(REQUEST) Copy every entry below, line for line, without changing a single character.

[Begin MATERIAL]

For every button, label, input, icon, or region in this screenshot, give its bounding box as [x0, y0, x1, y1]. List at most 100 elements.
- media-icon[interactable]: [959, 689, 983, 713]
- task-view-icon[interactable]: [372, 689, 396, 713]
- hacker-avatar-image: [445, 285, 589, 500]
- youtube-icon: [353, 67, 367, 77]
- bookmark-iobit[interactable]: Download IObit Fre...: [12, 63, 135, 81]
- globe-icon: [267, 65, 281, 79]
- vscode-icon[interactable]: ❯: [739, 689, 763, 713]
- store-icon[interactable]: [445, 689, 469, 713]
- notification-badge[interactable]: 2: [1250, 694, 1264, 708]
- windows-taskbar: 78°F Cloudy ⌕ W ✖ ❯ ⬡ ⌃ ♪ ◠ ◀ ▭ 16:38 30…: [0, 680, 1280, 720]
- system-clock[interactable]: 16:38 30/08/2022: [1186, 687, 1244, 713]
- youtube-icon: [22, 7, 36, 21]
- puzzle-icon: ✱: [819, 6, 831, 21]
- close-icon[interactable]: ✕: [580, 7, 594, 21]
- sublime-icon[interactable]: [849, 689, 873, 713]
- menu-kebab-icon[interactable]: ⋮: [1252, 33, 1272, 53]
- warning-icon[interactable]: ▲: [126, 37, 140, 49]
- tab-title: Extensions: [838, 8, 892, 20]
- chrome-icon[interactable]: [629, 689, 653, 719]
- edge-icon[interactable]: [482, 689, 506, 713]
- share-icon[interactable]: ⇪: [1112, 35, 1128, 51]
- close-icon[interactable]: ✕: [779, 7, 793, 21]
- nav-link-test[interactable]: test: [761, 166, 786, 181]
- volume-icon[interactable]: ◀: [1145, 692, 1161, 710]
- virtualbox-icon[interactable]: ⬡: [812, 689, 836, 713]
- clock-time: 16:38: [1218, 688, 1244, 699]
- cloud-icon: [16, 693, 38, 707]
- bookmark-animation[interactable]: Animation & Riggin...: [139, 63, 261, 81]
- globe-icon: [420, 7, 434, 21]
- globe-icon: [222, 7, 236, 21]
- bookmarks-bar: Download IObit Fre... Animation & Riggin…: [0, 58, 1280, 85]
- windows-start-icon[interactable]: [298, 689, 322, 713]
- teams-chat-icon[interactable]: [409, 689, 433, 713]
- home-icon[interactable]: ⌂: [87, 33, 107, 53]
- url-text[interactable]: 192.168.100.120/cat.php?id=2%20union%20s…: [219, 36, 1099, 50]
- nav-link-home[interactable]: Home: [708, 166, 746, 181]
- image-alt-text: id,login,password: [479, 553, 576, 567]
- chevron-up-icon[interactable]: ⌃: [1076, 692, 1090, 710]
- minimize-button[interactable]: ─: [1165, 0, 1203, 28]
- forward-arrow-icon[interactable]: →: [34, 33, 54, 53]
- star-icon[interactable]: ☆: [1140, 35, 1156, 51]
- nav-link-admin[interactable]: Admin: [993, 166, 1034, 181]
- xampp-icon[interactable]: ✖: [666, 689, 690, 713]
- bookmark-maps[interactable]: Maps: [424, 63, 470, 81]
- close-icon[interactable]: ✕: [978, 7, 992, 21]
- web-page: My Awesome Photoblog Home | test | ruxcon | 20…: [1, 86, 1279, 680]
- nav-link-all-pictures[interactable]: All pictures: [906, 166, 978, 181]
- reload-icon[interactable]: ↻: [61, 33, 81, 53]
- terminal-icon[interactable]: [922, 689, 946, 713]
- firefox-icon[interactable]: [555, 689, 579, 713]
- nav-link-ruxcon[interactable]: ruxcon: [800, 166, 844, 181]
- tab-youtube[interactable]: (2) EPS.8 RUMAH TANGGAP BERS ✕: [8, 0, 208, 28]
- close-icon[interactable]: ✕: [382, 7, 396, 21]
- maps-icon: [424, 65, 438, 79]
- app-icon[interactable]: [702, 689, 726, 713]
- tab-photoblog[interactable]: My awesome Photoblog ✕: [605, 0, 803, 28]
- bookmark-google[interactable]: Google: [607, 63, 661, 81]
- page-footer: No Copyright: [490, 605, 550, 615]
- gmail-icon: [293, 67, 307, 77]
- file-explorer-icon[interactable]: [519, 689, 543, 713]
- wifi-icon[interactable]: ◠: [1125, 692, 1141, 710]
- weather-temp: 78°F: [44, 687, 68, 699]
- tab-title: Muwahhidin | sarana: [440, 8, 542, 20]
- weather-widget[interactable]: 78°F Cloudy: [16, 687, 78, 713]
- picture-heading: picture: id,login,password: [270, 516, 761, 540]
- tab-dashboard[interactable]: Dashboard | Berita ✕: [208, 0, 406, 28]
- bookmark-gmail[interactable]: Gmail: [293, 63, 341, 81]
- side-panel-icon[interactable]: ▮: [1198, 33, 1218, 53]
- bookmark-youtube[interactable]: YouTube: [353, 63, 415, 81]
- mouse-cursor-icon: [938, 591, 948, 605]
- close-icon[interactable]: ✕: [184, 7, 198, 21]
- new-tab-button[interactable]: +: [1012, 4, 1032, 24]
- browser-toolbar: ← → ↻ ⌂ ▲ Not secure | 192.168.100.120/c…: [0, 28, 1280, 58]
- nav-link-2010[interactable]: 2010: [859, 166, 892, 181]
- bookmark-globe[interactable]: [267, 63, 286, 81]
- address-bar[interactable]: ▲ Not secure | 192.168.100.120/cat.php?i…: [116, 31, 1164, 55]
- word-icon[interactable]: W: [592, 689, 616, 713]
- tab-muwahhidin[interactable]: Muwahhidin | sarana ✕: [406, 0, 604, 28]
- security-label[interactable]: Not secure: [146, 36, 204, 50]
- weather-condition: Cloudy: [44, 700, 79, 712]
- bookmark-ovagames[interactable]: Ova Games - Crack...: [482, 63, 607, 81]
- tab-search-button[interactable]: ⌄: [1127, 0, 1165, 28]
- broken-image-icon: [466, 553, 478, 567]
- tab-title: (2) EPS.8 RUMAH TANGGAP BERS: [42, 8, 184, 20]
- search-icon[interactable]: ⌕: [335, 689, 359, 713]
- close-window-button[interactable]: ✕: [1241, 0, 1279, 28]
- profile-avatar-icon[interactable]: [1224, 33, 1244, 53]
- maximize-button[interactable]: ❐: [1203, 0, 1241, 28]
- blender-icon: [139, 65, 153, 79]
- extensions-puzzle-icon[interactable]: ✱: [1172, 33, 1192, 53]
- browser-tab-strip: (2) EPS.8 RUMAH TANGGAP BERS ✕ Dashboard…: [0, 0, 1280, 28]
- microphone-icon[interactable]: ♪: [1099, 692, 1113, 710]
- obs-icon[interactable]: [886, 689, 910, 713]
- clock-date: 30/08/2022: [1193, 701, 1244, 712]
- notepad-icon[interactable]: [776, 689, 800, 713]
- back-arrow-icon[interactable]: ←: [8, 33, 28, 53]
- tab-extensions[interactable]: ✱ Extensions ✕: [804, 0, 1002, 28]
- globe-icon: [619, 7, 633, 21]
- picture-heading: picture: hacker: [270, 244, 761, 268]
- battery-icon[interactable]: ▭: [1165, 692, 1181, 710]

[End MATERIAL]

(RESPONSE TO THIS EXERCISE)
For every button, label, input, icon, or region in this screenshot, give its bounding box as [x0, y0, x1, y1]. List at most 100 elements.
- media-icon[interactable]: [959, 689, 983, 713]
- task-view-icon[interactable]: [372, 689, 396, 713]
- hacker-avatar-image: [445, 285, 589, 500]
- youtube-icon: [353, 67, 367, 77]
- bookmark-iobit[interactable]: Download IObit Fre...: [12, 63, 135, 81]
- globe-icon: [267, 65, 281, 79]
- vscode-icon[interactable]: ❯: [739, 689, 763, 713]
- store-icon[interactable]: [445, 689, 469, 713]
- notification-badge[interactable]: 2: [1250, 694, 1264, 708]
- windows-taskbar: 78°F Cloudy ⌕ W ✖ ❯ ⬡ ⌃ ♪ ◠ ◀ ▭ 16:38 30…: [0, 680, 1280, 720]
- system-clock[interactable]: 16:38 30/08/2022: [1186, 687, 1244, 713]
- youtube-icon: [22, 7, 36, 21]
- puzzle-icon: ✱: [819, 6, 831, 21]
- close-icon[interactable]: ✕: [580, 7, 594, 21]
- sublime-icon[interactable]: [849, 689, 873, 713]
- menu-kebab-icon[interactable]: ⋮: [1252, 33, 1272, 53]
- warning-icon[interactable]: ▲: [126, 37, 140, 49]
- tab-title: Extensions: [838, 8, 892, 20]
- chrome-icon[interactable]: [629, 689, 653, 719]
- edge-icon[interactable]: [482, 689, 506, 713]
- share-icon[interactable]: ⇪: [1112, 35, 1128, 51]
- close-icon[interactable]: ✕: [779, 7, 793, 21]
- nav-link-test[interactable]: test: [761, 166, 786, 181]
- volume-icon[interactable]: ◀: [1145, 692, 1161, 710]
- virtualbox-icon[interactable]: ⬡: [812, 689, 836, 713]
- clock-time: 16:38: [1218, 688, 1244, 699]
- cloud-icon: [16, 693, 38, 707]
- bookmark-animation[interactable]: Animation & Riggin...: [139, 63, 261, 81]
- globe-icon: [420, 7, 434, 21]
- globe-icon: [222, 7, 236, 21]
- bookmarks-bar: Download IObit Fre... Animation & Riggin…: [0, 58, 1280, 85]
- windows-start-icon[interactable]: [298, 689, 322, 713]
- teams-chat-icon[interactable]: [409, 689, 433, 713]
- home-icon[interactable]: ⌂: [87, 33, 107, 53]
- url-text[interactable]: 192.168.100.120/cat.php?id=2%20union%20s…: [219, 36, 1099, 50]
- nav-link-home[interactable]: Home: [708, 166, 746, 181]
- image-alt-text: id,login,password: [479, 553, 576, 567]
- chevron-up-icon[interactable]: ⌃: [1076, 692, 1090, 710]
- minimize-button[interactable]: ─: [1165, 0, 1203, 28]
- forward-arrow-icon[interactable]: →: [34, 33, 54, 53]
- star-icon[interactable]: ☆: [1140, 35, 1156, 51]
- nav-link-admin[interactable]: Admin: [993, 166, 1034, 181]
- xampp-icon[interactable]: ✖: [666, 689, 690, 713]
- bookmark-maps[interactable]: Maps: [424, 63, 470, 81]
- close-icon[interactable]: ✕: [978, 7, 992, 21]
- web-page: My Awesome Photoblog Home | test | ruxcon | 20…: [1, 86, 1279, 680]
- nav-link-all-pictures[interactable]: All pictures: [906, 166, 978, 181]
- reload-icon[interactable]: ↻: [61, 33, 81, 53]
- terminal-icon[interactable]: [922, 689, 946, 713]
- firefox-icon[interactable]: [555, 689, 579, 713]
- nav-link-ruxcon[interactable]: ruxcon: [800, 166, 844, 181]
- tab-youtube[interactable]: (2) EPS.8 RUMAH TANGGAP BERS ✕: [8, 0, 208, 28]
- close-icon[interactable]: ✕: [382, 7, 396, 21]
- maps-icon: [424, 65, 438, 79]
- app-icon[interactable]: [702, 689, 726, 713]
- tab-photoblog[interactable]: My awesome Photoblog ✕: [605, 0, 803, 28]
- bookmark-google[interactable]: Google: [607, 63, 661, 81]
- page-footer: No Copyright: [490, 605, 550, 615]
- gmail-icon: [293, 67, 307, 77]
- file-explorer-icon[interactable]: [519, 689, 543, 713]
- wifi-icon[interactable]: ◠: [1125, 692, 1141, 710]
- weather-temp: 78°F: [44, 687, 68, 699]
- tab-title: Muwahhidin | sarana: [440, 8, 542, 20]
- weather-widget[interactable]: 78°F Cloudy: [16, 687, 78, 713]
- picture-heading: picture: id,login,password: [270, 516, 761, 540]
- tab-dashboard[interactable]: Dashboard | Berita ✕: [208, 0, 406, 28]
- bookmark-gmail[interactable]: Gmail: [293, 63, 341, 81]
- side-panel-icon[interactable]: ▮: [1198, 33, 1218, 53]
- bookmark-youtube[interactable]: YouTube: [353, 63, 415, 81]
- mouse-cursor-icon: [938, 591, 948, 605]
- close-icon[interactable]: ✕: [184, 7, 198, 21]
- new-tab-button[interactable]: +: [1012, 4, 1032, 24]
- browser-toolbar: ← → ↻ ⌂ ▲ Not secure | 192.168.100.120/c…: [0, 28, 1280, 58]
- nav-link-2010[interactable]: 2010: [859, 166, 892, 181]
- bookmark-globe[interactable]: [267, 63, 286, 81]
- address-bar[interactable]: ▲ Not secure | 192.168.100.120/cat.php?i…: [116, 31, 1164, 55]
- word-icon[interactable]: W: [592, 689, 616, 713]
- tab-muwahhidin[interactable]: Muwahhidin | sarana ✕: [406, 0, 604, 28]
- security-label[interactable]: Not secure: [146, 36, 204, 50]
- weather-condition: Cloudy: [44, 700, 79, 712]
- bookmark-ovagames[interactable]: Ova Games - Crack...: [482, 63, 607, 81]
- tab-search-button[interactable]: ⌄: [1127, 0, 1165, 28]
- broken-image-icon: [466, 553, 478, 567]
- tab-title: (2) EPS.8 RUMAH TANGGAP BERS: [42, 8, 184, 20]
- search-icon[interactable]: ⌕: [335, 689, 359, 713]
- close-window-button[interactable]: ✕: [1241, 0, 1279, 28]
- profile-avatar-icon[interactable]: [1224, 33, 1244, 53]
- maximize-button[interactable]: ❐: [1203, 0, 1241, 28]
- blender-icon: [139, 65, 153, 79]
- extensions-puzzle-icon[interactable]: ✱: [1172, 33, 1192, 53]
- browser-tab-strip: (2) EPS.8 RUMAH TANGGAP BERS ✕ Dashboard…: [0, 0, 1280, 28]
- microphone-icon[interactable]: ♪: [1099, 692, 1113, 710]
- obs-icon[interactable]: [886, 689, 910, 713]
- clock-date: 30/08/2022: [1193, 701, 1244, 712]
- notepad-icon[interactable]: [776, 689, 800, 713]
- back-arrow-icon[interactable]: ←: [8, 33, 28, 53]
- tab-extensions[interactable]: ✱ Extensions ✕: [804, 0, 1002, 28]
- globe-icon: [619, 7, 633, 21]
- picture-heading: picture: hacker: [270, 244, 761, 268]
- battery-icon[interactable]: ▭: [1165, 692, 1181, 710]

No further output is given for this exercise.